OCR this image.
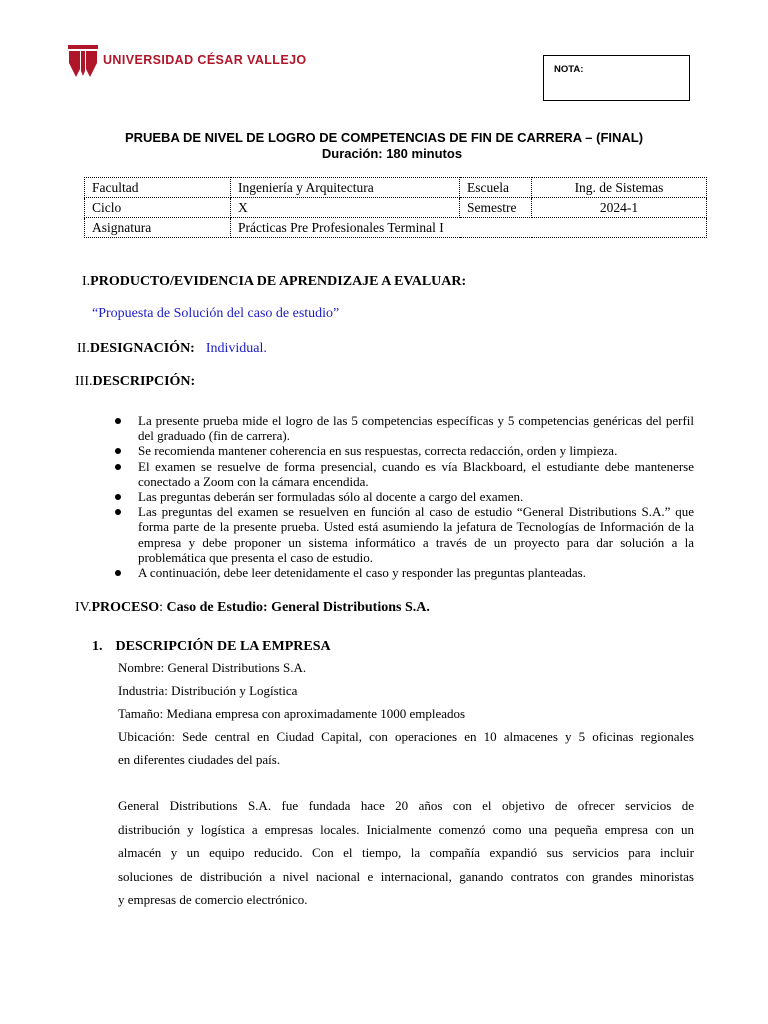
UNIVERSIDAD CÉSAR VALLEJO
NOTA:
PRUEBA DE NIVEL DE LOGRO DE COMPETENCIAS DE FIN DE CARRERA – (FINAL)
Duración: 180 minutos
Facultad	Ingeniería y Arquitectura	Escuela	Ing. de Sistemas
Ciclo	X	Semestre	2024-1
Asignatura	Prácticas Pre Profesionales Terminal I		
I.PRODUCTO/EVIDENCIA DE APRENDIZAJE A EVALUAR:
“Propuesta de Solución del caso de estudio”
II.DESIGNACIÓN: Individual.
III.DESCRIPCIÓN:
La presente prueba mide el logro de las 5 competencias específicas y 5 competencias genéricas del perfil del graduado (fin de carrera).
Se recomienda mantener coherencia en sus respuestas, correcta redacción, orden y limpieza.
El examen se resuelve de forma presencial, cuando es vía Blackboard, el estudiante debe mantenerse conectado a Zoom con la cámara encendida.
Las preguntas deberán ser formuladas sólo al docente a cargo del examen.
Las preguntas del examen se resuelven en función al caso de estudio “General Distributions S.A.” que forma parte de la presente prueba. Usted está asumiendo la jefatura de Tecnologías de Información de la empresa y debe proponer un sistema informático a través de un proyecto para dar solución a la problemática que presenta el caso de estudio.
A continuación, debe leer detenidamente el caso y responder las preguntas planteadas.
IV.PROCESO: Caso de Estudio: General Distributions S.A.
1. DESCRIPCIÓN DE LA EMPRESA
Nombre: General Distributions S.A.
Industria: Distribución y Logística
Tamaño: Mediana empresa con aproximadamente 1000 empleados
Ubicación: Sede central en Ciudad Capital, con operaciones en 10 almacenes y 5 oficinas regionales
en diferentes ciudades del país.
General Distributions S.A. fue fundada hace 20 años con el objetivo de ofrecer servicios de
distribución y logística a empresas locales. Inicialmente comenzó como una pequeña empresa con un
almacén y un equipo reducido. Con el tiempo, la compañía expandió sus servicios para incluir
soluciones de distribución a nivel nacional e internacional, ganando contratos con grandes minoristas
y empresas de comercio electrónico.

......

Read through the entries and copy every line that includes "empresas".

Output
distribución y logística a empresas locales. Inicialmente comenzó como una pequeña empresa con un
y empresas de comercio electrónico.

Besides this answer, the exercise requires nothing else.